• What is expected: Check every line of the material below for the string "Satisfaction", and return the ones that have it.

□ □ □

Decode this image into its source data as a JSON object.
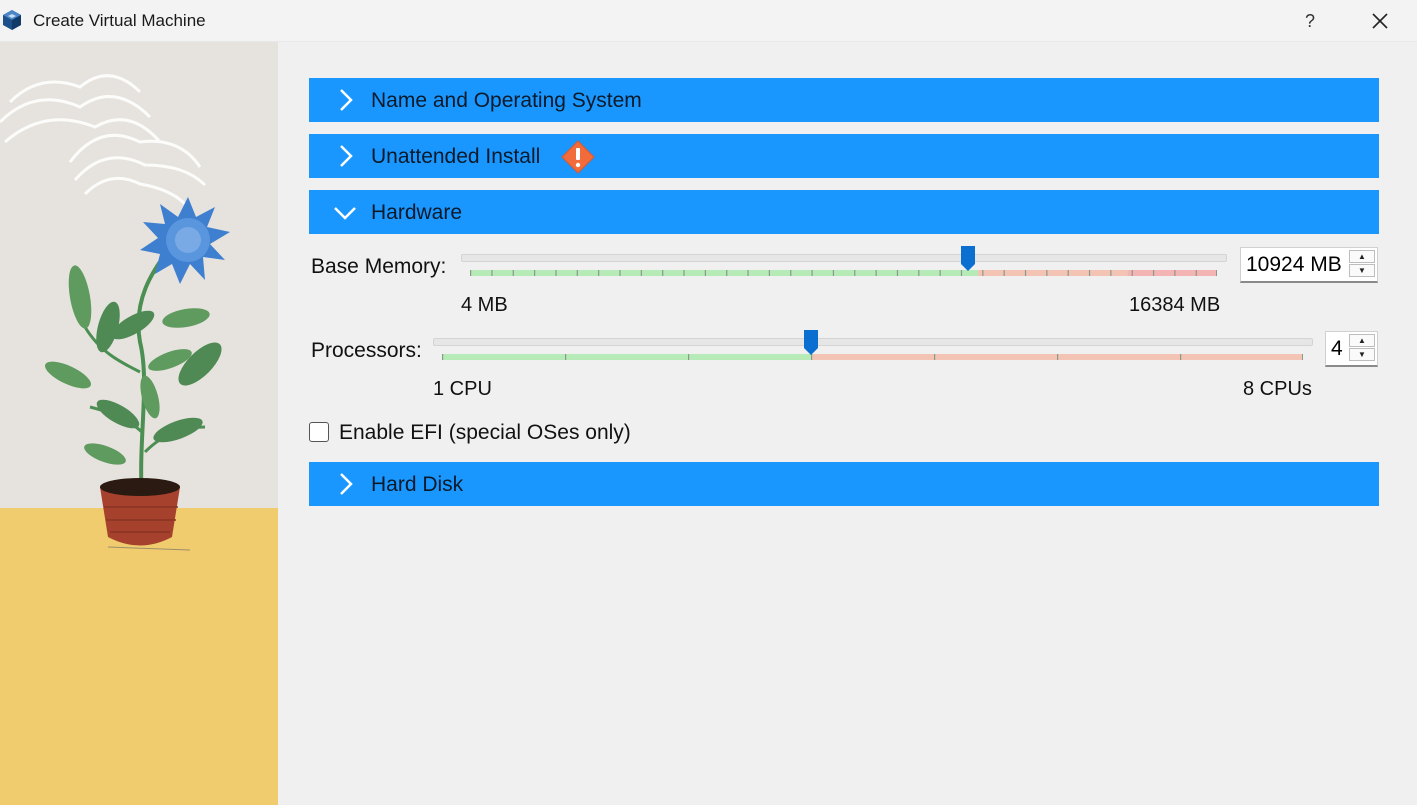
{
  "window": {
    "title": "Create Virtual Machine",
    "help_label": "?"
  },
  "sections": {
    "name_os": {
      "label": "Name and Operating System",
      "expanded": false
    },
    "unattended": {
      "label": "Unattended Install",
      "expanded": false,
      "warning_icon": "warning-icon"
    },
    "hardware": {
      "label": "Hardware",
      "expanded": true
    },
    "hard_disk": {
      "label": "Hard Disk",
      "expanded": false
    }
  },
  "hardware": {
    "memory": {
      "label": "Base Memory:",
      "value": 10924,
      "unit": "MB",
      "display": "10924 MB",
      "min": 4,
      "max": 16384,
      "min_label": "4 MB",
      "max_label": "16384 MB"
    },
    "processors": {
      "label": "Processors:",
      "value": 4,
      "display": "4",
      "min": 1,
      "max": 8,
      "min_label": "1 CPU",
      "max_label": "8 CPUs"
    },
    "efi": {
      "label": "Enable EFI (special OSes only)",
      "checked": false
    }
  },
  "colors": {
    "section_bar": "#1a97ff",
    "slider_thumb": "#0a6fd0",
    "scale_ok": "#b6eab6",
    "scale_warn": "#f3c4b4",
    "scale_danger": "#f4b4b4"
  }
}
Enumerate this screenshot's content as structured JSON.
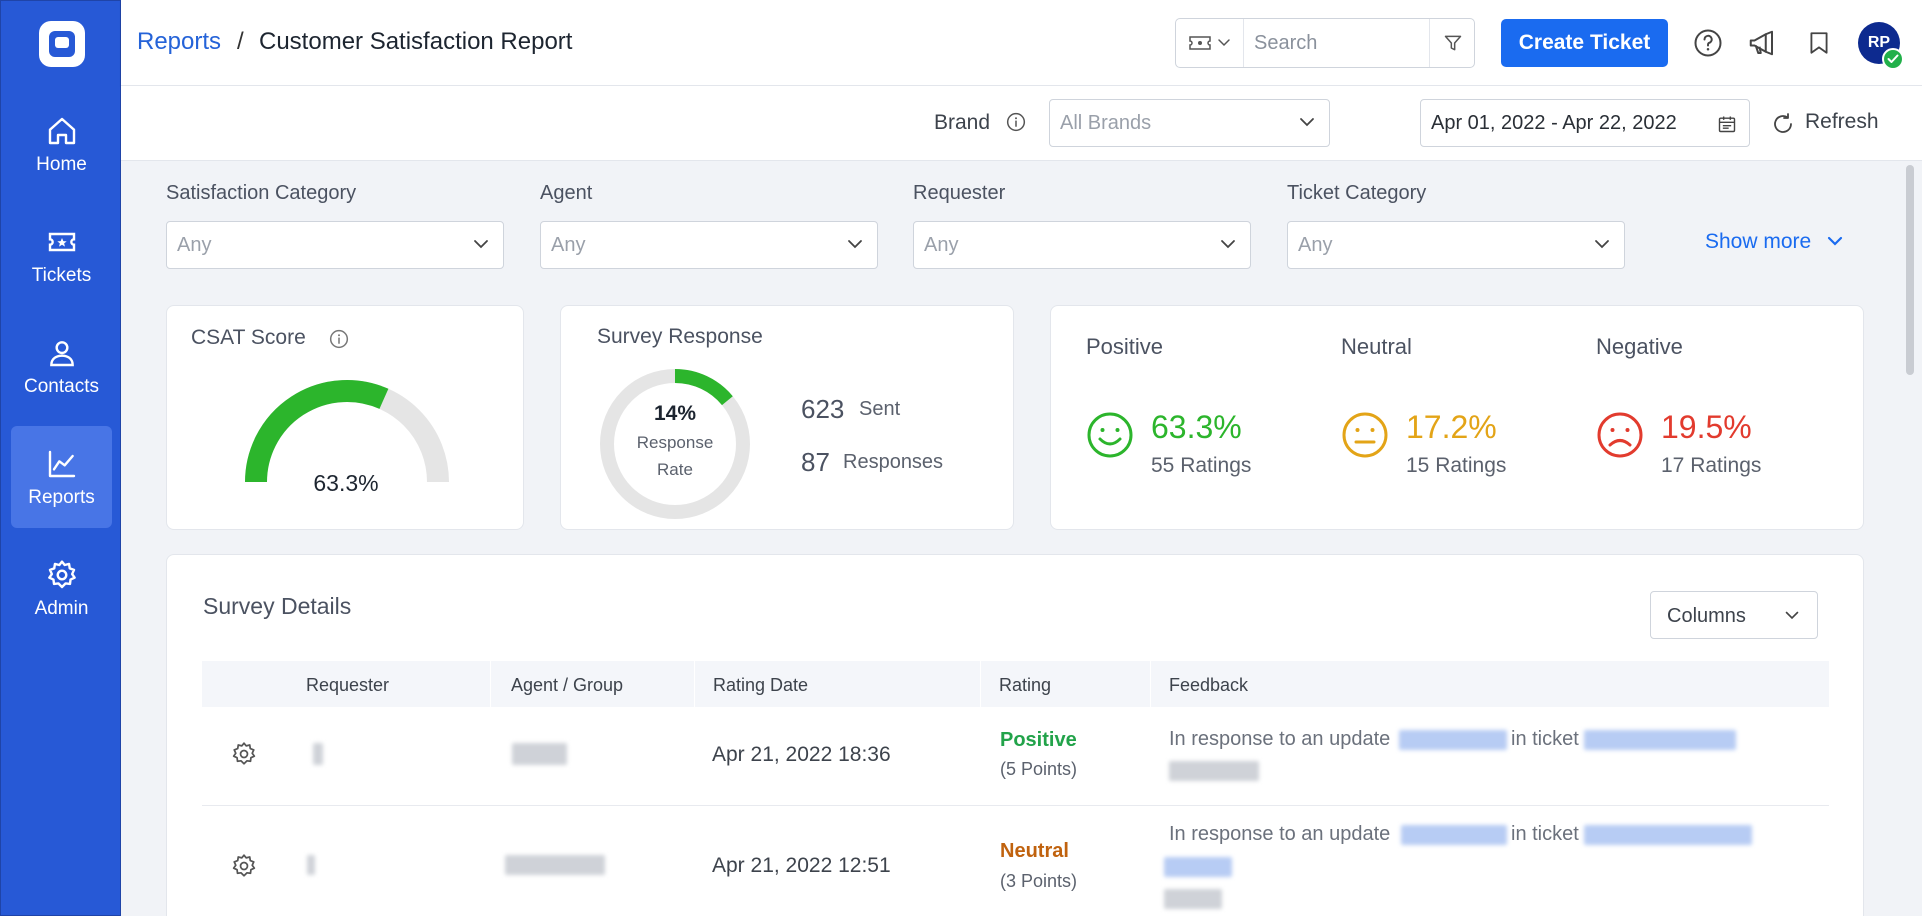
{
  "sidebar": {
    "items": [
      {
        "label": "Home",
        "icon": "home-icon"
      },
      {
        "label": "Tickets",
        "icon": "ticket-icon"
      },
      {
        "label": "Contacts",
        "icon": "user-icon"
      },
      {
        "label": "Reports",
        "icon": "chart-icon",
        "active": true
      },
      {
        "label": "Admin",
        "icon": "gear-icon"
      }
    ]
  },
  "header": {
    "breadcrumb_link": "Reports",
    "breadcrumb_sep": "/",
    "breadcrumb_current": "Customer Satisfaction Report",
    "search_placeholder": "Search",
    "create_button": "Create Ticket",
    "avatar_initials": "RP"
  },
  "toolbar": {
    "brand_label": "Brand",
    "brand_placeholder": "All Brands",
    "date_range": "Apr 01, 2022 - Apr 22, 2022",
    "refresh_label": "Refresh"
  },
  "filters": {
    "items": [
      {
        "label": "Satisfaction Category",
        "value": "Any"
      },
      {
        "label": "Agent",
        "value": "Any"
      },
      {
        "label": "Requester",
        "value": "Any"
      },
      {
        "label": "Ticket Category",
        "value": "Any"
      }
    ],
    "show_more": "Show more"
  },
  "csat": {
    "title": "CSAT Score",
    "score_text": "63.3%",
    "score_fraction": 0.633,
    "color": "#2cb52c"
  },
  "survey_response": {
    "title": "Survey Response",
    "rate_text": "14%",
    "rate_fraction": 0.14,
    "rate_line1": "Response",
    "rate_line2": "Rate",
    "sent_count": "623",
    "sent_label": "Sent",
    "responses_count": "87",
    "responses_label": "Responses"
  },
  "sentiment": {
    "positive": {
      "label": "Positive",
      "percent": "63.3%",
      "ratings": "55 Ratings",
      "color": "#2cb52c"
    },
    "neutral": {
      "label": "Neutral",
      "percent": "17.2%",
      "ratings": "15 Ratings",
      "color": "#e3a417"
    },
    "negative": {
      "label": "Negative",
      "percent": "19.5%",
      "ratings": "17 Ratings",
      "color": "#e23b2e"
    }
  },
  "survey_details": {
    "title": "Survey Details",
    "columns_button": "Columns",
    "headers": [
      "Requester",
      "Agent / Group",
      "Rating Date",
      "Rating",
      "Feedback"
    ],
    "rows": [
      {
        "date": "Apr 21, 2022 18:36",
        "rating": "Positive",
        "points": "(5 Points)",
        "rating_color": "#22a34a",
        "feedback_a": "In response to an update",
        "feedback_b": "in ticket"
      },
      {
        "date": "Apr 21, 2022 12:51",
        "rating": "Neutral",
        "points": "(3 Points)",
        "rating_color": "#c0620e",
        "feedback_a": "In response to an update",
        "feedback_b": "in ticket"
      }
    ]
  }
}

□ □ □

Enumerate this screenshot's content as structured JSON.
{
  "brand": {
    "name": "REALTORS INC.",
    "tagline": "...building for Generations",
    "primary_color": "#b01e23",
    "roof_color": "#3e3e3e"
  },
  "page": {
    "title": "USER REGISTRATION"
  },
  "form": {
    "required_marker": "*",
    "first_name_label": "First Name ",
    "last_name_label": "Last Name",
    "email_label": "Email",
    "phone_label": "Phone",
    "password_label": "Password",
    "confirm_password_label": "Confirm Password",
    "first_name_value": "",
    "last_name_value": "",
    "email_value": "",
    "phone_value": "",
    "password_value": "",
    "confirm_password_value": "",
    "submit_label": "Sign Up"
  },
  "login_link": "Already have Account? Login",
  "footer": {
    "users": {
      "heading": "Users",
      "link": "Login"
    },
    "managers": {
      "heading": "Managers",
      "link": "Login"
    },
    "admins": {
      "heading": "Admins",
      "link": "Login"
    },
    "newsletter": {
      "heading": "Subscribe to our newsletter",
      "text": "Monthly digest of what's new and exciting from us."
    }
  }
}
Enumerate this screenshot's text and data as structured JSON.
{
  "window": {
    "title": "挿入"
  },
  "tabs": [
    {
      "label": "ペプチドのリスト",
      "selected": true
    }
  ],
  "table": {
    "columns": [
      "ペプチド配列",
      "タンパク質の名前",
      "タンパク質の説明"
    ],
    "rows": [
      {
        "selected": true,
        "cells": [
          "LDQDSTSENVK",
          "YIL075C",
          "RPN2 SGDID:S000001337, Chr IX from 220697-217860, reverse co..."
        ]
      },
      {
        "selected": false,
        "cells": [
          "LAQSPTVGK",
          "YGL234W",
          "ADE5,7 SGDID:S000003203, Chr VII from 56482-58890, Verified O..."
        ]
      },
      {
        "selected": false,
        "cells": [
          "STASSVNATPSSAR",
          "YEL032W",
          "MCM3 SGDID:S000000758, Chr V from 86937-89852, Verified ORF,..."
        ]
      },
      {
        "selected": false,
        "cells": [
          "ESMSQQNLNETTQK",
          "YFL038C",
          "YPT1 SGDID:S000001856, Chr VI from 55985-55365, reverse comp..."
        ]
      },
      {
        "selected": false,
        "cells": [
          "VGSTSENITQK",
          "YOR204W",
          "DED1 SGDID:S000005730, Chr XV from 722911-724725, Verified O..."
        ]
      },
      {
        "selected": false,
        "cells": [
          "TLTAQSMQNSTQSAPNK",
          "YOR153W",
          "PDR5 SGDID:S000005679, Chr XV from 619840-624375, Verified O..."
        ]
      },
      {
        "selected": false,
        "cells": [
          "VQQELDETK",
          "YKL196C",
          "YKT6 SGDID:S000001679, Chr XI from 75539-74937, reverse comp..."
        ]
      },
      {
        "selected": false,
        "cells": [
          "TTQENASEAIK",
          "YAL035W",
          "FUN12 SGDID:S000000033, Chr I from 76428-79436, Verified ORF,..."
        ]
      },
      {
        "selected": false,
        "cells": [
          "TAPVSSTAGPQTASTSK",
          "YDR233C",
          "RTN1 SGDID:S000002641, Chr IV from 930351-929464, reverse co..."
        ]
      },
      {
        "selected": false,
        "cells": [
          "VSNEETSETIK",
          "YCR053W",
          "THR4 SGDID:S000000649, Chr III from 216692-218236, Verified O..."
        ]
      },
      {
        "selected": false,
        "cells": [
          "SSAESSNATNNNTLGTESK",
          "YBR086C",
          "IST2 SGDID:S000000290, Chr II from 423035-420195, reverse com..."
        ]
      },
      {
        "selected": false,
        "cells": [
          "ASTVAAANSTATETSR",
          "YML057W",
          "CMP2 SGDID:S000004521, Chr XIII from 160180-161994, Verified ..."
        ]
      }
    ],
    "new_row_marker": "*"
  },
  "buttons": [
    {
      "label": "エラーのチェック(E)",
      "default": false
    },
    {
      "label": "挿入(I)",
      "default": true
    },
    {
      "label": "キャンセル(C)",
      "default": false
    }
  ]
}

□ □ □

• Result below:
    "breadcrumb_current": "Customer Satisfaction Report",
        "label": "Satisfaction Category",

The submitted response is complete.